WORK TO DO: Find every line in the records that holds the string "variable". Copy each one.

THE RECORDS:

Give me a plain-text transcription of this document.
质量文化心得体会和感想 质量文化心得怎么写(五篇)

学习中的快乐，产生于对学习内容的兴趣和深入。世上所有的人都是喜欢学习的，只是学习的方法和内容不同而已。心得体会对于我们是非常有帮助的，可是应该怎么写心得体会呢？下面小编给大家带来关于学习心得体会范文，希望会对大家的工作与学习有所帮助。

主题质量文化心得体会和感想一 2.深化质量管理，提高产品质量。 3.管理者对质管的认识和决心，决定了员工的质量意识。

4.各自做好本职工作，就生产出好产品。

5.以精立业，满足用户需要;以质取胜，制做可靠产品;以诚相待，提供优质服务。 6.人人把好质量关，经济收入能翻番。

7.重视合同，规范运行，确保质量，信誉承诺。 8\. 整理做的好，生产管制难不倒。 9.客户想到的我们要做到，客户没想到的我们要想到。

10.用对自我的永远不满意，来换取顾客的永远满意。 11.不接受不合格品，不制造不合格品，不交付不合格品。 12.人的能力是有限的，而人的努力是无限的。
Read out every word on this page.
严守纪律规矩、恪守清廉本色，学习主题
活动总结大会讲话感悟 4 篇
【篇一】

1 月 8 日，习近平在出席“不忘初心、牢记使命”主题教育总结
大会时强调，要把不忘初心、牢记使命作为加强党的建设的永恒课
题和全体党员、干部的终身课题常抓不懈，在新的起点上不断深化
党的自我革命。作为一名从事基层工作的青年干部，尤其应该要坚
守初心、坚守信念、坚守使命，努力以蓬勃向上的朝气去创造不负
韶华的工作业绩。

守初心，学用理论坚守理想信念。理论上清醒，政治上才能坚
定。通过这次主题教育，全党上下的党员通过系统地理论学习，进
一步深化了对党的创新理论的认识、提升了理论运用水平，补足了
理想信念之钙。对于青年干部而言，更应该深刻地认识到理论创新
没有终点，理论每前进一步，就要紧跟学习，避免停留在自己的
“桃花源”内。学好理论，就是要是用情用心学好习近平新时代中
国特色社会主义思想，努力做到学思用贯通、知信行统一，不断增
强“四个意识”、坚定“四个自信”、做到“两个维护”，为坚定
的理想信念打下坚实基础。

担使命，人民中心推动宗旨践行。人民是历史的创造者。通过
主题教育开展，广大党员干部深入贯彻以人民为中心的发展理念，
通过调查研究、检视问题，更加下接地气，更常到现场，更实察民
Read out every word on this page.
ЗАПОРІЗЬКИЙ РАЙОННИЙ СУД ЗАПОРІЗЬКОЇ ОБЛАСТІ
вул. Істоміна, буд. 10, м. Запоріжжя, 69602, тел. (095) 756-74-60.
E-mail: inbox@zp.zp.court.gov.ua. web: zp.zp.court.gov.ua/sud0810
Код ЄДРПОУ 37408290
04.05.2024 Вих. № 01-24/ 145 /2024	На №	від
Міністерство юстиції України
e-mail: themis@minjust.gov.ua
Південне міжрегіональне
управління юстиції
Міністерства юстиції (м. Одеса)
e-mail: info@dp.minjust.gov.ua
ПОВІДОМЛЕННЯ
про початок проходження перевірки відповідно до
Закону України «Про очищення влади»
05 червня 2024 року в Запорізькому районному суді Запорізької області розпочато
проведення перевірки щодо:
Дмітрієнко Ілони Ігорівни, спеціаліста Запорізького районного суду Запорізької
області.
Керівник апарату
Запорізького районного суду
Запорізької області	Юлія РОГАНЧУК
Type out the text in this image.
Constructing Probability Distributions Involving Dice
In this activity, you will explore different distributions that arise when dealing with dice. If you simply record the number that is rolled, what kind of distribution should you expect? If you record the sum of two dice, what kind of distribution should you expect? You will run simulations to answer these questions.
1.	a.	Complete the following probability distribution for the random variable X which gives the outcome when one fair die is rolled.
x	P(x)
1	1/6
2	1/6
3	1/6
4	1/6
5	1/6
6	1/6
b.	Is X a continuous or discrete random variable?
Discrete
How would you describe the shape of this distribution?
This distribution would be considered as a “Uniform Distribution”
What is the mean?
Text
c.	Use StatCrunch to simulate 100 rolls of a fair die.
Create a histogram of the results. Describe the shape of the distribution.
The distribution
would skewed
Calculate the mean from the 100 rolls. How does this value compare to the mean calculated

ANSWER TO THE PROBLEM:
1.	a.	Complete the following probability distribution for the random variable X which gives the outcome when one fair die is rolled.
b.	Is X a continuous or discrete random variable?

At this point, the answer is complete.